■ **Task instructions**
Quote every line as given.

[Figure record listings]

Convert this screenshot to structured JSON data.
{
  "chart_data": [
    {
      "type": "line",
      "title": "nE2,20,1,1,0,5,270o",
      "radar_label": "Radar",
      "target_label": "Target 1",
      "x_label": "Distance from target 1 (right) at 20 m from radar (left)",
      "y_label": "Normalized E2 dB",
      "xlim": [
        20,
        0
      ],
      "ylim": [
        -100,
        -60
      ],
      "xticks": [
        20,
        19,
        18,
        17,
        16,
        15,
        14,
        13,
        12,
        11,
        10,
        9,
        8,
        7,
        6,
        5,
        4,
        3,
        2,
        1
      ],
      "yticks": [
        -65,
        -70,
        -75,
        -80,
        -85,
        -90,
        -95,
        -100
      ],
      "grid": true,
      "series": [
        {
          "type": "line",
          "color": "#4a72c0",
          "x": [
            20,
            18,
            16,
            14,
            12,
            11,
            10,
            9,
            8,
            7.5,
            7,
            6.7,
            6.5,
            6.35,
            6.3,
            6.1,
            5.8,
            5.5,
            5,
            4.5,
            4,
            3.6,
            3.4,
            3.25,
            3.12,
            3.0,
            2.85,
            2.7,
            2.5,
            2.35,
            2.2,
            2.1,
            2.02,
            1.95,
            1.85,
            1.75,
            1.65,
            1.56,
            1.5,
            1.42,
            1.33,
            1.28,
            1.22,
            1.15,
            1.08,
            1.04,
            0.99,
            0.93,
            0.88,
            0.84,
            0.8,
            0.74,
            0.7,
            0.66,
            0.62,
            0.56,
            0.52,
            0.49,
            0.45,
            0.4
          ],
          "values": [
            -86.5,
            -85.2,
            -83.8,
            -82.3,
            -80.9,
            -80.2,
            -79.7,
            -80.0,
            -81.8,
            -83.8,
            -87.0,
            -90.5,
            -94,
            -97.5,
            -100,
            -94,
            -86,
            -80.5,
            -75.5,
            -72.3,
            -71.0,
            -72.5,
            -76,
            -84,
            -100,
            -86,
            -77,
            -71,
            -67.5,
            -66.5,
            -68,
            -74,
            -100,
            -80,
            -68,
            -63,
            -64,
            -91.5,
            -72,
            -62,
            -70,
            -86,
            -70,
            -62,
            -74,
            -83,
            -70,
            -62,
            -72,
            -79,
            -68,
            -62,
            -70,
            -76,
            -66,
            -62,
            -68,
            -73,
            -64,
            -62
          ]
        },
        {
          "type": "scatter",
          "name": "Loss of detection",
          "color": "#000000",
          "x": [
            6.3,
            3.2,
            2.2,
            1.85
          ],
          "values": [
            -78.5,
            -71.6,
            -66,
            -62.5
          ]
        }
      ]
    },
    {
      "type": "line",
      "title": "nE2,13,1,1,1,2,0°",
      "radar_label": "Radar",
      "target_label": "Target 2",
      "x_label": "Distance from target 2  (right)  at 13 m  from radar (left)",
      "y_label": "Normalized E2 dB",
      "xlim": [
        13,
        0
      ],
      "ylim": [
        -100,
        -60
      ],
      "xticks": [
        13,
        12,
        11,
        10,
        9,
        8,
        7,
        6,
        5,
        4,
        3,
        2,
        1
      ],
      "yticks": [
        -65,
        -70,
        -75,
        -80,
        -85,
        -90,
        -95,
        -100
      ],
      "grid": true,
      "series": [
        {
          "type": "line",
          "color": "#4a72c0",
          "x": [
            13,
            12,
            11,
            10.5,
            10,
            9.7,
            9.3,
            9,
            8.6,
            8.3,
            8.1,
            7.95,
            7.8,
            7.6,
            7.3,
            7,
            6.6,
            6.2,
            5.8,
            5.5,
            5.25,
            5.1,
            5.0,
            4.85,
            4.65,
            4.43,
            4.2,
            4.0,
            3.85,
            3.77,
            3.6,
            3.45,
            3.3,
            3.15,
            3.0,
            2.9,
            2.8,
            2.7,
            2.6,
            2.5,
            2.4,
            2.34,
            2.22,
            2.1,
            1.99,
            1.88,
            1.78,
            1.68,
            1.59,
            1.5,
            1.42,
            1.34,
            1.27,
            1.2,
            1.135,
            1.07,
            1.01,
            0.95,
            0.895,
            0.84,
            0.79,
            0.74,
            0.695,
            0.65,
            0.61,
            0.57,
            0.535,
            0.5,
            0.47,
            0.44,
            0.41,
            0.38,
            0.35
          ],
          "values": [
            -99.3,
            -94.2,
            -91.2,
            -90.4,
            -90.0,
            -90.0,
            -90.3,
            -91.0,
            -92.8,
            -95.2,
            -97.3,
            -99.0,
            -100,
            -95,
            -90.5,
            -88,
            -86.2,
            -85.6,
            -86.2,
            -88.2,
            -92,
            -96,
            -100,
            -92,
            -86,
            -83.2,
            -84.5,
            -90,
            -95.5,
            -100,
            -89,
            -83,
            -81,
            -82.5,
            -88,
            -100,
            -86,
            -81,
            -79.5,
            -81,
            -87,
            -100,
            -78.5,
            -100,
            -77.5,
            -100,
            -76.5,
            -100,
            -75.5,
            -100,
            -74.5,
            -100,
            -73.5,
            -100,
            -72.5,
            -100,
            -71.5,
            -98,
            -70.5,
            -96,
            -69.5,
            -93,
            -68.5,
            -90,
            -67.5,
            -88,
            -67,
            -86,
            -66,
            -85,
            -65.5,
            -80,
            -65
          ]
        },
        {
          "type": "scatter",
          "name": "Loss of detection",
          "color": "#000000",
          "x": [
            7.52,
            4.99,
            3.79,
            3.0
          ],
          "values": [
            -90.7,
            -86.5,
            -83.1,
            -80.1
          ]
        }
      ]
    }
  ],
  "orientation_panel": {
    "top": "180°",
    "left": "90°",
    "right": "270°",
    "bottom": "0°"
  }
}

■ **Complete output**
Convert this screenshot to structured JSON data.
{
  "chart_data": [
    {
      "type": "line",
      "title": "nE2,20,1,1,0,5,270o",
      "radar_label": "Radar",
      "target_label": "Target 1",
      "x_label": "Distance from target 1 (right) at 20 m from radar (left)",
      "y_label": "Normalized E2 dB",
      "xlim": [
        20,
        0
      ],
      "ylim": [
        -100,
        -60
      ],
      "xticks": [
        20,
        19,
        18,
        17,
        16,
        15,
        14,
        13,
        12,
        11,
        10,
        9,
        8,
        7,
        6,
        5,
        4,
        3,
        2,
        1
      ],
      "yticks": [
        -65,
        -70,
        -75,
        -80,
        -85,
        -90,
        -95,
        -100
      ],
      "grid": true,
      "series": [
        {
          "type": "line",
          "color": "#4a72c0",
          "x": [
            20,
            18,
            16,
            14,
            12,
            11,
            10,
            9,
            8,
            7.5,
            7,
            6.7,
            6.5,
            6.35,
            6.3,
            6.1,
            5.8,
            5.5,
            5,
            4.5,
            4,
            3.6,
            3.4,
            3.25,
            3.12,
            3.0,
            2.85,
            2.7,
            2.5,
            2.35,
            2.2,
            2.1,
            2.02,
            1.95,
            1.85,
            1.75,
            1.65,
            1.56,
            1.5,
            1.42,
            1.33,
            1.28,
            1.22,
            1.15,
            1.08,
            1.04,
            0.99,
            0.93,
            0.88,
            0.84,
            0.8,
            0.74,
            0.7,
            0.66,
            0.62,
            0.56,
            0.52,
            0.49,
            0.45,
            0.4
          ],
          "values": [
            -86.5,
            -85.2,
            -83.8,
            -82.3,
            -80.9,
            -80.2,
            -79.7,
            -80.0,
            -81.8,
            -83.8,
            -87.0,
            -90.5,
            -94,
            -97.5,
            -100,
            -94,
            -86,
            -80.5,
            -75.5,
            -72.3,
            -71.0,
            -72.5,
            -76,
            -84,
            -100,
            -86,
            -77,
            -71,
            -67.5,
            -66.5,
            -68,
            -74,
            -100,
            -80,
            -68,
            -63,
            -64,
            -91.5,
            -72,
            -62,
            -70,
            -86,
            -70,
            -62,
            -74,
            -83,
            -70,
            -62,
            -72,
            -79,
            -68,
            -62,
            -70,
            -76,
            -66,
            -62,
            -68,
            -73,
            -64,
            -62
          ]
        },
        {
          "type": "scatter",
          "name": "Loss of detection",
          "color": "#000000",
          "x": [
            6.3,
            3.2,
            2.2,
            1.85
          ],
          "values": [
            -78.5,
            -71.6,
            -66,
            -62.5
          ]
        }
      ]
    },
    {
      "type": "line",
      "title": "nE2,13,1,1,1,2,0°",
      "radar_label": "Radar",
      "target_label": "Target 2",
      "x_label": "Distance from target 2  (right)  at 13 m  from radar (left)",
      "y_label": "Normalized E2 dB",
      "xlim": [
        13,
        0
      ],
      "ylim": [
        -100,
        -60
      ],
      "xticks": [
        13,
        12,
        11,
        10,
        9,
        8,
        7,
        6,
        5,
        4,
        3,
        2,
        1
      ],
      "yticks": [
        -65,
        -70,
        -75,
        -80,
        -85,
        -90,
        -95,
        -100
      ],
      "grid": true,
      "series": [
        {
          "type": "line",
          "color": "#4a72c0",
          "x": [
            13,
            12,
            11,
            10.5,
            10,
            9.7,
            9.3,
            9,
            8.6,
            8.3,
            8.1,
            7.95,
            7.8,
            7.6,
            7.3,
            7,
            6.6,
            6.2,
            5.8,
            5.5,
            5.25,
            5.1,
            5.0,
            4.85,
            4.65,
            4.43,
            4.2,
            4.0,
            3.85,
            3.77,
            3.6,
            3.45,
            3.3,
            3.15,
            3.0,
            2.9,
            2.8,
            2.7,
            2.6,
            2.5,
            2.4,
            2.34,
            2.22,
            2.1,
            1.99,
            1.88,
            1.78,
            1.68,
            1.59,
            1.5,
            1.42,
            1.34,
            1.27,
            1.2,
            1.135,
            1.07,
            1.01,
            0.95,
            0.895,
            0.84,
            0.79,
            0.74,
            0.695,
            0.65,
            0.61,
            0.57,
            0.535,
            0.5,
            0.47,
            0.44,
            0.41,
            0.38,
            0.35
          ],
          "values": [
            -99.3,
            -94.2,
            -91.2,
            -90.4,
            -90.0,
            -90.0,
            -90.3,
            -91.0,
            -92.8,
            -95.2,
            -97.3,
            -99.0,
            -100,
            -95,
            -90.5,
            -88,
            -86.2,
            -85.6,
            -86.2,
            -88.2,
            -92,
            -96,
            -100,
            -92,
            -86,
            -83.2,
            -84.5,
            -90,
            -95.5,
            -100,
            -89,
            -83,
            -81,
            -82.5,
            -88,
            -100,
            -86,
            -81,
            -79.5,
            -81,
            -87,
            -100,
            -78.5,
            -100,
            -77.5,
            -100,
            -76.5,
            -100,
            -75.5,
            -100,
            -74.5,
            -100,
            -73.5,
            -100,
            -72.5,
            -100,
            -71.5,
            -98,
            -70.5,
            -96,
            -69.5,
            -93,
            -68.5,
            -90,
            -67.5,
            -88,
            -67,
            -86,
            -66,
            -85,
            -65.5,
            -80,
            -65
          ]
        },
        {
          "type": "scatter",
          "name": "Loss of detection",
          "color": "#000000",
          "x": [
            7.52,
            4.99,
            3.79,
            3.0
          ],
          "values": [
            -90.7,
            -86.5,
            -83.1,
            -80.1
          ]
        }
      ]
    }
  ],
  "orientation_panel": {
    "top": "180°",
    "left": "90°",
    "right": "270°",
    "bottom": "0°"
  }
}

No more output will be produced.